= SEZIONE TESTO =
● ● ● ● ● ● ●
Spot elettorali e annunci sono utili alla comunicazione, ma non aiutano le prospettive di lungo periodo. Un esempio chiaro di questo meccanismo è legato alle relazioni con i partner europei o con la NATO. Cercare di ottenere qualcosa nell’immediato da storici alleati o partner stabili rispetta la teoria di Trump di essere aggressivo e prendere per lo scalpo tutti, ma sembra non essere così produttiva sul lungo termine. Nadia Schadlow, che ha servito sotto Trump come vice consigliere alla Sicurezza Nazionale con John Bolton, afferma che il presidente ha solo chiuso il periodo delle illusioni e riportato gli Stati Uniti nella dinamica realista che vede il mondo come una costante lotta di tutti contro tutti. Questa retorica del mondo aggressivo però non sembra darle ragione, dato che gli Stati Uniti riportati alla luce da Trump sembrano essere solamente più isolati, più deboli e più in arretramento rispetto alla fine dell’amministrazione Obama.
● ● ● ● ● ● ●
= ELENCO RIGHE =

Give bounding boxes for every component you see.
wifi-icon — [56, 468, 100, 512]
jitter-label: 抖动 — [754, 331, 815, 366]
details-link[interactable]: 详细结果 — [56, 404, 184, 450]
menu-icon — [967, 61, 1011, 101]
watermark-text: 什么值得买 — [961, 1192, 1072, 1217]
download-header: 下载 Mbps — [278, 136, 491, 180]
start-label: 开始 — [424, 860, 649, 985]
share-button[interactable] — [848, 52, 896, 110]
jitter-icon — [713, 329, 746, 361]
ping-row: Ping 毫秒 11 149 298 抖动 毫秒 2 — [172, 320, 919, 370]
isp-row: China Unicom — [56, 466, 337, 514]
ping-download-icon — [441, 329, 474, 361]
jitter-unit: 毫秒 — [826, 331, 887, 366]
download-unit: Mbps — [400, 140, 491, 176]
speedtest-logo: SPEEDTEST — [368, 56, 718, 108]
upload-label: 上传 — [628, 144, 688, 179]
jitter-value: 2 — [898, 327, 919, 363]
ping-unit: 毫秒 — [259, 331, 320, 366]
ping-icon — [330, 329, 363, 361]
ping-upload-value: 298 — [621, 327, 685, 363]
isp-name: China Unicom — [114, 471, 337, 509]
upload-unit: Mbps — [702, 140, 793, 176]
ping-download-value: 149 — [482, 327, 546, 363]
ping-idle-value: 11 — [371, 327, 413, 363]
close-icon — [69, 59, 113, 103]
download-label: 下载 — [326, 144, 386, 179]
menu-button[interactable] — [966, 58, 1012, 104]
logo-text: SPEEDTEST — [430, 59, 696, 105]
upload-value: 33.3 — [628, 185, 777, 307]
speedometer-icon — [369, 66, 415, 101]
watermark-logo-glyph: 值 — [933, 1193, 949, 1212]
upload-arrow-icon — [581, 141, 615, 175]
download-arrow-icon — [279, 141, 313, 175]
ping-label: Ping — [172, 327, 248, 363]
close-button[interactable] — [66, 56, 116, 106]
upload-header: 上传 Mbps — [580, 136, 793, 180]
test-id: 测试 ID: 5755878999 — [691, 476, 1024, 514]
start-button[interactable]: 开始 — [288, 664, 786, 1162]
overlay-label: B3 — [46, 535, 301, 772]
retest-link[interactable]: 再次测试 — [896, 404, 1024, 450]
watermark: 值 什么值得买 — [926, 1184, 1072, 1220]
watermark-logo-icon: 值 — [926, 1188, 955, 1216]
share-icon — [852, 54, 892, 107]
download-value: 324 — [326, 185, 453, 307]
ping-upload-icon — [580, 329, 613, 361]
● ● ● ● ● ● ●
= COMPITI DA SVOLGERE =
1) Nel testo sulla politica di Trump, con chi ha servito Nadia Schadlow come vice consigliere alla Sicurezza Nazionale?
2) Ricopia senza cambiare nulla il tratto delle righe che va dalla prima riga fino a quella che contiene "download-value: 324 — [326, 185, 453, 307]", entrambe comprese.
Il testo e le righe sono due materiali separati, senza legami tra loro.

= RISPOSTE PER COMPITO =
1) Con John Bolton.

2)
Give bounding boxes for every component you see.
wifi-icon — [56, 468, 100, 512]
jitter-label: 抖动 — [754, 331, 815, 366]
details-link[interactable]: 详细结果 — [56, 404, 184, 450]
menu-icon — [967, 61, 1011, 101]
watermark-text: 什么值得买 — [961, 1192, 1072, 1217]
download-header: 下载 Mbps — [278, 136, 491, 180]
start-label: 开始 — [424, 860, 649, 985]
share-button[interactable] — [848, 52, 896, 110]
jitter-icon — [713, 329, 746, 361]
ping-row: Ping 毫秒 11 149 298 抖动 毫秒 2 — [172, 320, 919, 370]
isp-row: China Unicom — [56, 466, 337, 514]
ping-download-icon — [441, 329, 474, 361]
jitter-unit: 毫秒 — [826, 331, 887, 366]
download-unit: Mbps — [400, 140, 491, 176]
speedtest-logo: SPEEDTEST — [368, 56, 718, 108]
upload-label: 上传 — [628, 144, 688, 179]
jitter-value: 2 — [898, 327, 919, 363]
ping-unit: 毫秒 — [259, 331, 320, 366]
ping-icon — [330, 329, 363, 361]
ping-upload-value: 298 — [621, 327, 685, 363]
isp-name: China Unicom — [114, 471, 337, 509]
upload-unit: Mbps — [702, 140, 793, 176]
ping-download-value: 149 — [482, 327, 546, 363]
ping-idle-value: 11 — [371, 327, 413, 363]
close-icon — [69, 59, 113, 103]
download-label: 下载 — [326, 144, 386, 179]
menu-button[interactable] — [966, 58, 1012, 104]
logo-text: SPEEDTEST — [430, 59, 696, 105]
upload-value: 33.3 — [628, 185, 777, 307]
speedometer-icon — [369, 66, 415, 101]
watermark-logo-glyph: 值 — [933, 1193, 949, 1212]
upload-arrow-icon — [581, 141, 615, 175]
download-arrow-icon — [279, 141, 313, 175]
ping-label: Ping — [172, 327, 248, 363]
close-button[interactable] — [66, 56, 116, 106]
upload-header: 上传 Mbps — [580, 136, 793, 180]
test-id: 测试 ID: 5755878999 — [691, 476, 1024, 514]
start-button[interactable]: 开始 — [288, 664, 786, 1162]
overlay-label: B3 — [46, 535, 301, 772]
retest-link[interactable]: 再次测试 — [896, 404, 1024, 450]
watermark: 值 什么值得买 — [926, 1184, 1072, 1220]
watermark-logo-icon: 值 — [926, 1188, 955, 1216]
share-icon — [852, 54, 892, 107]
download-value: 324 — [326, 185, 453, 307]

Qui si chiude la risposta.